** Start of Recorded data **
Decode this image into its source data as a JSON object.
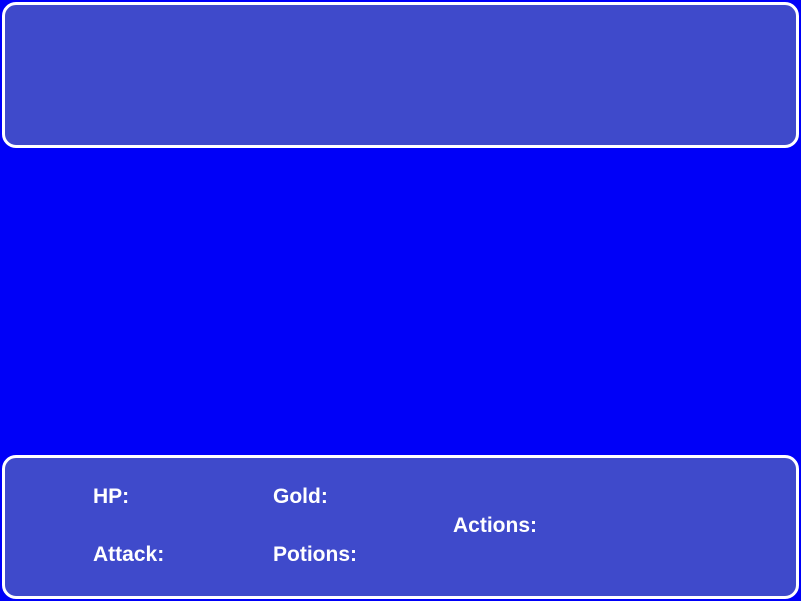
{
  "stats": {
    "hp_label": "HP:",
    "attack_label": "Attack:",
    "gold_label": "Gold:",
    "potions_label": "Potions:",
    "actions_label": "Actions:"
  },
  "colors": {
    "background": "#0000f8",
    "panel": "#3f4acb",
    "border": "#ffffff",
    "text": "#ffffff"
  }
}
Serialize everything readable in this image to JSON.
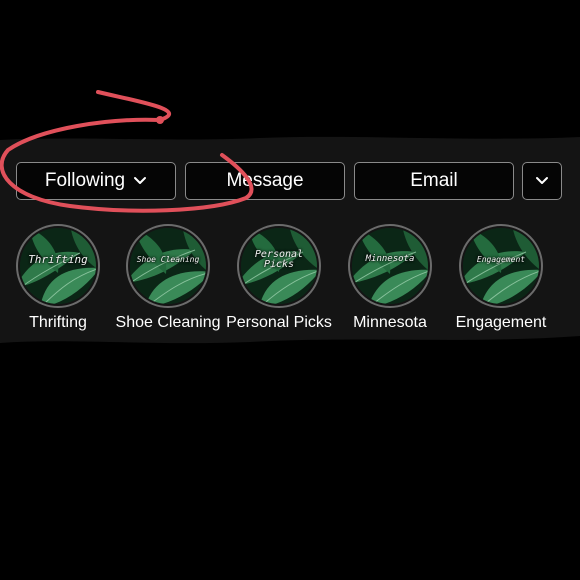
** End of Recorded data **
:: Goal of the exercise ::
Retype the whole listing exactly and leave the pictures out.

:: Full solution ::
Decode this image into its source data as a JSON object.
{
  "stats": {
    "hp_label": "HP:",
    "attack_label": "Attack:",
    "gold_label": "Gold:",
    "potions_label": "Potions:",
    "actions_label": "Actions:"
  },
  "colors": {
    "background": "#0000f8",
    "panel": "#3f4acb",
    "border": "#ffffff",
    "text": "#ffffff"
  }
}
Serialize everything readable in this image to JSON.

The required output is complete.